Un cri synthétique venu du Nord
En 1988, un duo norvégien bouscule les ondes avec une ritournelle entêtante : « Johnny, Johnny Come Home ». Le groupe Avalanche, formé de Kjetil Rosnes et Kristin Løseth, débarque en France avec un 45 tours diffusé sous label WEA. Sur la pochette, une silhouette inquiétante, urbaine. Sur les platines, une voix féminine martèle un nom : Johnny. L’Europe danse, intriguée.
Le morceau ne sort pas de nulle part. À Oslo, Kjetil Rosnes écrit et programme, sa partenaire Kristin incarne. Ensemble, ils sculptent une esthétique synthétique, calibrée pour les clubs. Une première tentative deux ans plus tôt n’avait pas percé. Cette fois, la mécanique fonctionne. Le morceau grimpe en France, en Allemagne, en Italie.

---+---

**CONSIGNES**
1. Répondez à ces questions sur l'extrait consacré au groupe Avalanche :
(a) En quelle année le duo norvégien bouscule-t-il les ondes ?
(b) Sous quel label le 45 tours est-il diffusé en France ?
(c) Dans quelle ville Kjetil Rosnes écrit-il et programme-t-il ?
2. Reproduisez fidèlement l'extrait consacré au groupe Avalanche, depuis « Un cri synthétique » jusqu'à « Allemagne, en Italie. » inclus.
3. Rédigez la suite de l'extrait consacré au groupe Avalanche, à partir de sa dernière phrase.

---+---

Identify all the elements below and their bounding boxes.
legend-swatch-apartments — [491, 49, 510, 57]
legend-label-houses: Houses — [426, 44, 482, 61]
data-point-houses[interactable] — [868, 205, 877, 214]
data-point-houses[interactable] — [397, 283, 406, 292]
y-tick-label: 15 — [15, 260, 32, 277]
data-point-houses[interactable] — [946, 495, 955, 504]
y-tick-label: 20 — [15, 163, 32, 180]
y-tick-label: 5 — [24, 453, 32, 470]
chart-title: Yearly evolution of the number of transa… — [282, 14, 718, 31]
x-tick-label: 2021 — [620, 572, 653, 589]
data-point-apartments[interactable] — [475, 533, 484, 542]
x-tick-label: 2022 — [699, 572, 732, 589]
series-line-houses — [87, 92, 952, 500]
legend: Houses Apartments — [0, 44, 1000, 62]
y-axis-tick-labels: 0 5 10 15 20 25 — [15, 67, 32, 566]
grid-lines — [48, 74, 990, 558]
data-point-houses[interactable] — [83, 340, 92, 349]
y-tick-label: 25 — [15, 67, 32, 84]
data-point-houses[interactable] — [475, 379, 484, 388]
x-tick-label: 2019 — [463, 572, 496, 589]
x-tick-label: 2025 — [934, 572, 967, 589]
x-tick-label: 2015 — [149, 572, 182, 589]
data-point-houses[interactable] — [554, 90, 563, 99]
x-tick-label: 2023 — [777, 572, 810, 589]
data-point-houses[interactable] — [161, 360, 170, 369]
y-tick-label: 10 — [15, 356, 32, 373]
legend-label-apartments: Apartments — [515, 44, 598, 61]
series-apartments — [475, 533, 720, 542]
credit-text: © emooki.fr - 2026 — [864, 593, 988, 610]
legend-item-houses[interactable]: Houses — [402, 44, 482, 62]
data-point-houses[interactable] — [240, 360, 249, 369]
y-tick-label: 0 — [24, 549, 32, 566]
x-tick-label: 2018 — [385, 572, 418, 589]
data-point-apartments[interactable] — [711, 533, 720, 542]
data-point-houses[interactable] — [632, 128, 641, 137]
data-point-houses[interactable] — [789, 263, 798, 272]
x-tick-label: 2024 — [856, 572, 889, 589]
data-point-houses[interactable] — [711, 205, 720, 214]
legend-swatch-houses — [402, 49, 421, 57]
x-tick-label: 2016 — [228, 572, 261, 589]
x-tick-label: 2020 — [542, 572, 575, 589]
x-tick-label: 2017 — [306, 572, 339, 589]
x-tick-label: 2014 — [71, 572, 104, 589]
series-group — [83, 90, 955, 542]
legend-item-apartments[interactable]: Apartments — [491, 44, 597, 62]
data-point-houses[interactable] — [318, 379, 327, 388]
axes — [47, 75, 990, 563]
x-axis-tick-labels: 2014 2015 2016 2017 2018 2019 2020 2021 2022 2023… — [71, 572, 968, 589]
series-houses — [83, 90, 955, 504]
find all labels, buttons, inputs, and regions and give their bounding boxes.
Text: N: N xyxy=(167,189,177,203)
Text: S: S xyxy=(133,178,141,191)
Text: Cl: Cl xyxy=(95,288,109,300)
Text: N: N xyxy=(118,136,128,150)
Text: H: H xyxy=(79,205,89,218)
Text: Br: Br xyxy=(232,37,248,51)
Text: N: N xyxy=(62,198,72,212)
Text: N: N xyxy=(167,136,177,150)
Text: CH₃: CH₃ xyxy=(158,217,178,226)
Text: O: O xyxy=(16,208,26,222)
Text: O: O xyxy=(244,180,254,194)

---+---

**RÉPONSES**
1.
(a) En 1988.
(b) WEA.
(c) À Oslo.

2.
Un cri synthétique venu du Nord
En 1988, un duo norvégien bouscule les ondes avec une ritournelle entêtante : « Johnny, Johnny Come Home ». Le groupe Avalanche, formé de Kjetil Rosnes et Kristin Løseth, débarque en France avec un 45 tours diffusé sous label WEA. Sur la pochette, une silhouette inquiétante, urbaine. Sur les platines, une voix féminine martèle un nom : Johnny. L’Europe danse, intriguée.
Le morceau ne sort pas de nulle part. À Oslo, Kjetil Rosnes écrit et programme, sa partenaire Kristin incarne. Ensemble, ils sculptent une esthétique synthétique, calibrée pour les clubs. Une première tentative deux ans plus tôt n’avait pas percé. Cette fois, la mécanique fonctionne. Le morceau grimpe en France, en Allemagne, en Italie.

3.
Un tube et une énigme
Dans Johnny, Johnny Come Home, il n’y a pas de refrain joyeux. C’est un appel. Un avertissement. Un mystère. Le morceau évoque la disparition d’un adolescent. Le clip, tourné dans un décor nocturne et urbain, montre un garçon qui erre. La voix féminine insiste, inlassable. Une autre chanson du groupe, « Wheel of Fortune », verra le jour plus tard. Mais aucune n’aura le même impact.